— begin DATA SUPPLIED —
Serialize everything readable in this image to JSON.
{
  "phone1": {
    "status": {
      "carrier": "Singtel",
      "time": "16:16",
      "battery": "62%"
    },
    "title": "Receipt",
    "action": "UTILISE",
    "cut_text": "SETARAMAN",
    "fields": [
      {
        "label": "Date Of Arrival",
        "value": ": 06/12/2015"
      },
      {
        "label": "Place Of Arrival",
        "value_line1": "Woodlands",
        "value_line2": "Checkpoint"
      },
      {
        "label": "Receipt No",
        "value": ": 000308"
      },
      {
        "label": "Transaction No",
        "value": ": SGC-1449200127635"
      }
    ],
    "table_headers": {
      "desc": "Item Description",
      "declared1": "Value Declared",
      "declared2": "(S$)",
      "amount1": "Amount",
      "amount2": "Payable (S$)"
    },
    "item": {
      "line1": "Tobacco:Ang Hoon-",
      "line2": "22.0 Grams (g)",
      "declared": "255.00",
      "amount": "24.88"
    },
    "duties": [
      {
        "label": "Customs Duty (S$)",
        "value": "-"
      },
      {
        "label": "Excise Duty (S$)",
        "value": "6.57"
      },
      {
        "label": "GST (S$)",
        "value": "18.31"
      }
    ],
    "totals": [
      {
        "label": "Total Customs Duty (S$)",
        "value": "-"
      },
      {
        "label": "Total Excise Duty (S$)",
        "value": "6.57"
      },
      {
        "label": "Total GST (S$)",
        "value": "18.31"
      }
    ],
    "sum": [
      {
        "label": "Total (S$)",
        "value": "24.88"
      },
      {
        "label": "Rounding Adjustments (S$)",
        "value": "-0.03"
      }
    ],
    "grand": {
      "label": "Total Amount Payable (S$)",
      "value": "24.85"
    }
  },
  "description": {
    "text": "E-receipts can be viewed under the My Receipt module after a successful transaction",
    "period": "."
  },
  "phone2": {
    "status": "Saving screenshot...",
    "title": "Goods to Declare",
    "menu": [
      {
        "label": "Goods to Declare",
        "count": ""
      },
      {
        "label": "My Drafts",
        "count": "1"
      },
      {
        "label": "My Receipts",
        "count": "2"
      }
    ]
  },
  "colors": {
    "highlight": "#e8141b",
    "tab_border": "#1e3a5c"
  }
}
— end DATA SUPPLIED —
* TASK TO COMPLETE
Filter the listing above for the string "title" and copy every matching line.

* RESULT FOR THIS TASK
    "title": "Receipt",
    "title": "Goods to Declare",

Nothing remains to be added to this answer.